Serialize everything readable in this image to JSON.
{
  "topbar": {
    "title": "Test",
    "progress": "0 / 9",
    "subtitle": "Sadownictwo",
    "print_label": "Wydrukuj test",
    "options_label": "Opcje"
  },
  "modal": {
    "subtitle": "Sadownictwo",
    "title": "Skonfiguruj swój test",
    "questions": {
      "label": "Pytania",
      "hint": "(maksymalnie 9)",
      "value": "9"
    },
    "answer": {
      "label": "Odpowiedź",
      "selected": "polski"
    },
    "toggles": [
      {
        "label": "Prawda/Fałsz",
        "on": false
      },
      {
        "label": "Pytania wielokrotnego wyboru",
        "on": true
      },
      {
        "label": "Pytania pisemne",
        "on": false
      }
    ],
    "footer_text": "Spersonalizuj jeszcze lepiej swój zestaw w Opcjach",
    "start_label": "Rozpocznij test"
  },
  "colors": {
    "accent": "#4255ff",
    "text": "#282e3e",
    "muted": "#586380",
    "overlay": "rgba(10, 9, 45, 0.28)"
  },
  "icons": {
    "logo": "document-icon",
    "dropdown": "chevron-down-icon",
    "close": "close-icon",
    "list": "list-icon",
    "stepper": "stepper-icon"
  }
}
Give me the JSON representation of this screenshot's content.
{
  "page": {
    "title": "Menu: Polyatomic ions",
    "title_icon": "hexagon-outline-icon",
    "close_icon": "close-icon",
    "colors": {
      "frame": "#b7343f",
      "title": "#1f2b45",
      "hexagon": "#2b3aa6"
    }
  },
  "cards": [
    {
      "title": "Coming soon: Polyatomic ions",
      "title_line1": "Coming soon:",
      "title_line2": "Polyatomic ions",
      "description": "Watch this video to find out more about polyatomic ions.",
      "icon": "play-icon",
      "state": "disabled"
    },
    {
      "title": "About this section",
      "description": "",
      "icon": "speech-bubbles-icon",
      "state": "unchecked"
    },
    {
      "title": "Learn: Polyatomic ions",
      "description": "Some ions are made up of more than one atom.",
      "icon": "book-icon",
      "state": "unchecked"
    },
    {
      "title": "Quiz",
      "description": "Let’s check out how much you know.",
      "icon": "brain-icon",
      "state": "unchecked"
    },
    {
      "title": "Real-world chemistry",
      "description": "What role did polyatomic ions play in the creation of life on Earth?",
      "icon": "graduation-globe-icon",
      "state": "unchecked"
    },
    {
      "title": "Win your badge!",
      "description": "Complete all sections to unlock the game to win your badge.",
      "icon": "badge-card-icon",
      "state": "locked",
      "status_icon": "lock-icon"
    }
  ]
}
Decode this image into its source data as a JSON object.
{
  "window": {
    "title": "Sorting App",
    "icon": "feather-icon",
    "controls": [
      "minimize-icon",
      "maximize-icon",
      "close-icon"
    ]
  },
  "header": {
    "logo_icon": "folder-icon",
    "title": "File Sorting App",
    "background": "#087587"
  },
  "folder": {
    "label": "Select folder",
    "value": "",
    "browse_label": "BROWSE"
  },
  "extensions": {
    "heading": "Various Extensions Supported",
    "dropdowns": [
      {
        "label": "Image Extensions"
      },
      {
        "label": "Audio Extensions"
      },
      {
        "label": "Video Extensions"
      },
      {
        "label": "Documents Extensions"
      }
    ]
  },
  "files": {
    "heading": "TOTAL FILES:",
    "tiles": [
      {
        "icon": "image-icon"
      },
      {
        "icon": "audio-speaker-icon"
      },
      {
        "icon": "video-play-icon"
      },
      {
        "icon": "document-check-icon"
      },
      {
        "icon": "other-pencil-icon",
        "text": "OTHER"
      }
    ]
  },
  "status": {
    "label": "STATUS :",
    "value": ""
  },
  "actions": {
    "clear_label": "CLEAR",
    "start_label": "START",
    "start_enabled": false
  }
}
----------------
▶ **Exercise instructions**
Return all the data exactly as given.

▶ **Expected answer**
Serialize everything readable in this image to JSON.
{
  "topbar": {
    "title": "Test",
    "progress": "0 / 9",
    "subtitle": "Sadownictwo",
    "print_label": "Wydrukuj test",
    "options_label": "Opcje"
  },
  "modal": {
    "subtitle": "Sadownictwo",
    "title": "Skonfiguruj swój test",
    "questions": {
      "label": "Pytania",
      "hint": "(maksymalnie 9)",
      "value": "9"
    },
    "answer": {
      "label": "Odpowiedź",
      "selected": "polski"
    },
    "toggles": [
      {
        "label": "Prawda/Fałsz",
        "on": false
      },
      {
        "label": "Pytania wielokrotnego wyboru",
        "on": true
      },
      {
        "label": "Pytania pisemne",
        "on": false
      }
    ],
    "footer_text": "Spersonalizuj jeszcze lepiej swój zestaw w Opcjach",
    "start_label": "Rozpocznij test"
  },
  "colors": {
    "accent": "#4255ff",
    "text": "#282e3e",
    "muted": "#586380",
    "overlay": "rgba(10, 9, 45, 0.28)"
  },
  "icons": {
    "logo": "document-icon",
    "dropdown": "chevron-down-icon",
    "close": "close-icon",
    "list": "list-icon",
    "stepper": "stepper-icon"
  }
}
Give me the JSON representation of this screenshot's content.
{
  "page": {
    "title": "Menu: Polyatomic ions",
    "title_icon": "hexagon-outline-icon",
    "close_icon": "close-icon",
    "colors": {
      "frame": "#b7343f",
      "title": "#1f2b45",
      "hexagon": "#2b3aa6"
    }
  },
  "cards": [
    {
      "title": "Coming soon: Polyatomic ions",
      "title_line1": "Coming soon:",
      "title_line2": "Polyatomic ions",
      "description": "Watch this video to find out more about polyatomic ions.",
      "icon": "play-icon",
      "state": "disabled"
    },
    {
      "title": "About this section",
      "description": "",
      "icon": "speech-bubbles-icon",
      "state": "unchecked"
    },
    {
      "title": "Learn: Polyatomic ions",
      "description": "Some ions are made up of more than one atom.",
      "icon": "book-icon",
      "state": "unchecked"
    },
    {
      "title": "Quiz",
      "description": "Let’s check out how much you know.",
      "icon": "brain-icon",
      "state": "unchecked"
    },
    {
      "title": "Real-world chemistry",
      "description": "What role did polyatomic ions play in the creation of life on Earth?",
      "icon": "graduation-globe-icon",
      "state": "unchecked"
    },
    {
      "title": "Win your badge!",
      "description": "Complete all sections to unlock the game to win your badge.",
      "icon": "badge-card-icon",
      "state": "locked",
      "status_icon": "lock-icon"
    }
  ]
}
Decode this image into its source data as a JSON object.
{
  "window": {
    "title": "Sorting App",
    "icon": "feather-icon",
    "controls": [
      "minimize-icon",
      "maximize-icon",
      "close-icon"
    ]
  },
  "header": {
    "logo_icon": "folder-icon",
    "title": "File Sorting App",
    "background": "#087587"
  },
  "folder": {
    "label": "Select folder",
    "value": "",
    "browse_label": "BROWSE"
  },
  "extensions": {
    "heading": "Various Extensions Supported",
    "dropdowns": [
      {
        "label": "Image Extensions"
      },
      {
        "label": "Audio Extensions"
      },
      {
        "label": "Video Extensions"
      },
      {
        "label": "Documents Extensions"
      }
    ]
  },
  "files": {
    "heading": "TOTAL FILES:",
    "tiles": [
      {
        "icon": "image-icon"
      },
      {
        "icon": "audio-speaker-icon"
      },
      {
        "icon": "video-play-icon"
      },
      {
        "icon": "document-check-icon"
      },
      {
        "icon": "other-pencil-icon",
        "text": "OTHER"
      }
    ]
  },
  "status": {
    "label": "STATUS :",
    "value": ""
  },
  "actions": {
    "clear_label": "CLEAR",
    "start_label": "START",
    "start_enabled": false
  }
}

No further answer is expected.